EXERCISE DESCRIPTION
Copy out lines with the word "title" from the material that follows.

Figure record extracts
------

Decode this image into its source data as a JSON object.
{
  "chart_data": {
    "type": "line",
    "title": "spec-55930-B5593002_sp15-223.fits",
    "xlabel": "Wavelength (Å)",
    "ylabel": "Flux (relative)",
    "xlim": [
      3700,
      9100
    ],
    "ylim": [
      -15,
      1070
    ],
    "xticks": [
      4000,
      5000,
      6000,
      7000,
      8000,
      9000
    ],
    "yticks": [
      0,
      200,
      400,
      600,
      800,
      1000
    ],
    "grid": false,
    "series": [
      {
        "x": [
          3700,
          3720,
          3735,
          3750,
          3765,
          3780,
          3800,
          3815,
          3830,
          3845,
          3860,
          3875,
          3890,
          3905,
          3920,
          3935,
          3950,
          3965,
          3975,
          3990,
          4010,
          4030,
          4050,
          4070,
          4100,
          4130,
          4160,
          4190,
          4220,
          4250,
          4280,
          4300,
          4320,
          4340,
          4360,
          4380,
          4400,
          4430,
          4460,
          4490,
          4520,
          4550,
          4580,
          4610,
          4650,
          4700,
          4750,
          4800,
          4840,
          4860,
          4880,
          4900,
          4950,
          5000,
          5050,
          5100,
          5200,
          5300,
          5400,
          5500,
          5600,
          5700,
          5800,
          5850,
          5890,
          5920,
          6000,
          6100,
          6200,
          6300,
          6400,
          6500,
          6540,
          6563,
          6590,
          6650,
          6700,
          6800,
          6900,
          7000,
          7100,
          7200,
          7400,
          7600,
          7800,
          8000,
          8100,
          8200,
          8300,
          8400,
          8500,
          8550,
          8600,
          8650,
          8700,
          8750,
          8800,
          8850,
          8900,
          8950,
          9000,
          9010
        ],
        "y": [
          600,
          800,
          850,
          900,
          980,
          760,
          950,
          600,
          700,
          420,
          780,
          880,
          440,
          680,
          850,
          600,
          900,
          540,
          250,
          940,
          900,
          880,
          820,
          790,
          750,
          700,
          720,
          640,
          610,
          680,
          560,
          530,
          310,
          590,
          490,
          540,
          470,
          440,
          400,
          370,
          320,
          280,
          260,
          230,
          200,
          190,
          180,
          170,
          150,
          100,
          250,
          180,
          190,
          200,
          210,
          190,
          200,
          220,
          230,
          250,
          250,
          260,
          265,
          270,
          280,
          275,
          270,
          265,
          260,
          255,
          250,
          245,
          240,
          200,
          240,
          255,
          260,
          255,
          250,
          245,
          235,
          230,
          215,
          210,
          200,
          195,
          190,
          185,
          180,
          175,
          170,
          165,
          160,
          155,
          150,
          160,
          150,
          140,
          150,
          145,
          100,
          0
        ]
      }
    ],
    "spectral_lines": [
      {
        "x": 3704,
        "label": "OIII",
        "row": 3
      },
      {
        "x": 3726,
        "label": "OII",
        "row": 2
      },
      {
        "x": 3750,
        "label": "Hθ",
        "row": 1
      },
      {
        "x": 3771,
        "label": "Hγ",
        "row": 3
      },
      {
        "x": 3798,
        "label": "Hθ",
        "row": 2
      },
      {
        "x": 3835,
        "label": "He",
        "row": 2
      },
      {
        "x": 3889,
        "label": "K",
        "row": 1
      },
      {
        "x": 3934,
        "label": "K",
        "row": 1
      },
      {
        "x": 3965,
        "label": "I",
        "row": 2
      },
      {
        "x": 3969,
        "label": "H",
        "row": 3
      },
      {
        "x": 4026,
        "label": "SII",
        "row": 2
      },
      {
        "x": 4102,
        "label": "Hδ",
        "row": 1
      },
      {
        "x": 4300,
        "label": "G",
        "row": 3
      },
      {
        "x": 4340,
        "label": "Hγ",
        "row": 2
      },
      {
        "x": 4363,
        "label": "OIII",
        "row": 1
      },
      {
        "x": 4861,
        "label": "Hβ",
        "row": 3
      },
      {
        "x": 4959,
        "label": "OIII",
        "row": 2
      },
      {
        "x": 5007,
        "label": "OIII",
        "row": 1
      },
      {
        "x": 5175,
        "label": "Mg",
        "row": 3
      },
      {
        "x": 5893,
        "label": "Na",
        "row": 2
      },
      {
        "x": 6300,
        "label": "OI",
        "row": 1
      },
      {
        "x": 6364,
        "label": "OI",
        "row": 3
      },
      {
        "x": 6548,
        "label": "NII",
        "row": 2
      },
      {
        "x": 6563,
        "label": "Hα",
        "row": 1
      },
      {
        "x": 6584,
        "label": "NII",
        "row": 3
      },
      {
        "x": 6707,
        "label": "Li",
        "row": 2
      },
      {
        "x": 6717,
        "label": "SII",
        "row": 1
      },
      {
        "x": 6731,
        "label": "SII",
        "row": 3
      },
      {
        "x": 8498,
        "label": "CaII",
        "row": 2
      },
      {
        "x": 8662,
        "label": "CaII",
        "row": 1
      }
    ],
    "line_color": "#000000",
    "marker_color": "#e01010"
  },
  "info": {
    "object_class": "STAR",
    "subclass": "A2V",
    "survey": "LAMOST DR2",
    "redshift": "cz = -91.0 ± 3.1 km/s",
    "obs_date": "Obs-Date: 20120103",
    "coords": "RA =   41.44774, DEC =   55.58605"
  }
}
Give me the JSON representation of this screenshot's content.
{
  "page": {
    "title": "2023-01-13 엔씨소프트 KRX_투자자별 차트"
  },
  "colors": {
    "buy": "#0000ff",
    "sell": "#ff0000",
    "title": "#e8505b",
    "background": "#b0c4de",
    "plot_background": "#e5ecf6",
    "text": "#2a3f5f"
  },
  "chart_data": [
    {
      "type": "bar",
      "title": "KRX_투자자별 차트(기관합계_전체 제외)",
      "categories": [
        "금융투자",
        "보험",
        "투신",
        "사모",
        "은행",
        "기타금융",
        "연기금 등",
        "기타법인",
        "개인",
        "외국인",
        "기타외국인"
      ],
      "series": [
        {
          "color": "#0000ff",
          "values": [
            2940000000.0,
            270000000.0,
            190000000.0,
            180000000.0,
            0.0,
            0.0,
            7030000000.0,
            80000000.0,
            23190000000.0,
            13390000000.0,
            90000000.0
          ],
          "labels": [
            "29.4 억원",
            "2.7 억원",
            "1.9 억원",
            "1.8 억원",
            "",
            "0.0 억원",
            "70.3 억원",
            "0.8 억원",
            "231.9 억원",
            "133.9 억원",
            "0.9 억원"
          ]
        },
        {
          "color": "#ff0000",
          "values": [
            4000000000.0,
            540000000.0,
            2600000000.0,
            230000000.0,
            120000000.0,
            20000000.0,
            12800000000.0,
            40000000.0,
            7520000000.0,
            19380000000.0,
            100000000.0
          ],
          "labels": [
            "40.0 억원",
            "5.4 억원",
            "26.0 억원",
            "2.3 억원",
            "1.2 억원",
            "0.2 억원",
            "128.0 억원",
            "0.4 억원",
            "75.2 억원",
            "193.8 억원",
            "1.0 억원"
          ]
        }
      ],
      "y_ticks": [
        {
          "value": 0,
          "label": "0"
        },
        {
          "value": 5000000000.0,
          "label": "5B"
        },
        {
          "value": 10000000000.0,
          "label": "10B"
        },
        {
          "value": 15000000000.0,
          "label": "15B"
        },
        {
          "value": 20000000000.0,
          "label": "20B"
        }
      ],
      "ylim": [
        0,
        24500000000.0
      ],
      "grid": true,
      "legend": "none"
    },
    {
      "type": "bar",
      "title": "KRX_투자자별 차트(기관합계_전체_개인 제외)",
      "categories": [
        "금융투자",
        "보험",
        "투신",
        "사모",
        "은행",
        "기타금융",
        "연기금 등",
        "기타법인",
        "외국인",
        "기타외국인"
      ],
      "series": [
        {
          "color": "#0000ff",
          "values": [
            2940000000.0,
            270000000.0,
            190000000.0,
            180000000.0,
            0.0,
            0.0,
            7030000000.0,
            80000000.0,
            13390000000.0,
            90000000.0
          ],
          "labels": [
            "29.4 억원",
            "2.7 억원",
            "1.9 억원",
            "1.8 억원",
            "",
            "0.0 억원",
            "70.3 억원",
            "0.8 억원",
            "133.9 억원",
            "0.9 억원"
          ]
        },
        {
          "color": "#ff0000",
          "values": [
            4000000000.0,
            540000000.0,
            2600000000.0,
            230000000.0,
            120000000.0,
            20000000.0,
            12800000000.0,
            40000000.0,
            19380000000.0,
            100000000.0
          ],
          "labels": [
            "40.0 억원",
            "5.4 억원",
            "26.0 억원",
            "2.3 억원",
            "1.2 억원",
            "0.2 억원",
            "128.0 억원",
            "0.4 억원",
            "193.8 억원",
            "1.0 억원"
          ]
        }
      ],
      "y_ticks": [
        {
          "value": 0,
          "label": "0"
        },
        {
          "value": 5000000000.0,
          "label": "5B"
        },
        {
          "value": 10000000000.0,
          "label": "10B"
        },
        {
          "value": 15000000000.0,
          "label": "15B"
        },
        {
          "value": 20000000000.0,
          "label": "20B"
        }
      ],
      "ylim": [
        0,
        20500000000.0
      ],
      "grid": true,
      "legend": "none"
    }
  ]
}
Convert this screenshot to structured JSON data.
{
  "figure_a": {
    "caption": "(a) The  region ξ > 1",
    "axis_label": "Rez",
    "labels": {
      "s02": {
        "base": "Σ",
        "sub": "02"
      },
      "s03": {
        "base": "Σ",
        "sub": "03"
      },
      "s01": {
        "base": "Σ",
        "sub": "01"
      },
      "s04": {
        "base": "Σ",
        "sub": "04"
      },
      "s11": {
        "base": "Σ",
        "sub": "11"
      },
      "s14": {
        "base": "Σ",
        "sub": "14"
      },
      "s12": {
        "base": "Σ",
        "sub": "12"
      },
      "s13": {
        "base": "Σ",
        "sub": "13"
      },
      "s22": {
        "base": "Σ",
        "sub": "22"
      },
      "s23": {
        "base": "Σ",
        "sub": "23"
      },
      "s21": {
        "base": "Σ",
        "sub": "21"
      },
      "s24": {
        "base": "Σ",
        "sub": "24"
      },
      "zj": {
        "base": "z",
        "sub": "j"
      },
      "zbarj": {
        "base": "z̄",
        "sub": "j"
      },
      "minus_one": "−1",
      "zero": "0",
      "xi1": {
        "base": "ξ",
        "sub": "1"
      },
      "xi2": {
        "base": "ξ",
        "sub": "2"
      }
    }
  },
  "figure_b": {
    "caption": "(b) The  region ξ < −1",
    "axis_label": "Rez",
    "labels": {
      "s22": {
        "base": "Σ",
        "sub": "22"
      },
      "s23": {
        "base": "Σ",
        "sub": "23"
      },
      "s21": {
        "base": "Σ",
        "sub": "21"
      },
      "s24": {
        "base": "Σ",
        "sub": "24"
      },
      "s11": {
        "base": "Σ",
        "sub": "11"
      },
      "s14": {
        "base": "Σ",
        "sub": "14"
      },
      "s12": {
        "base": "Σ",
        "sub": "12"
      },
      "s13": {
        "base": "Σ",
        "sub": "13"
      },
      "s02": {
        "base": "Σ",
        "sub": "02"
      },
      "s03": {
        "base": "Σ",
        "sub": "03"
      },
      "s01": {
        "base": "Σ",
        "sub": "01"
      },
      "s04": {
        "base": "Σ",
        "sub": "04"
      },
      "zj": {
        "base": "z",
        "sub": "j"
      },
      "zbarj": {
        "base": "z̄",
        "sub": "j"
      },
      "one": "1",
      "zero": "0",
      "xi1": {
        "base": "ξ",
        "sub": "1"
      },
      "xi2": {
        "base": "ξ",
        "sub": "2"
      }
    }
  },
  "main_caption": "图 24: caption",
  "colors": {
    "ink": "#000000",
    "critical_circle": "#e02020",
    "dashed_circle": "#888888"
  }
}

------

REPLY TO THE EXERCISE
    "title": "spec-55930-B5593002_sp15-223.fits",
    "title": "2023-01-13 엔씨소프트 KRX_투자자별 차트"
    "title": "#e8505b",
      "title": "KRX_투자자별 차트(기관합계_전체 제외)",
      "title": "KRX_투자자별 차트(기관합계_전체_개인 제외)",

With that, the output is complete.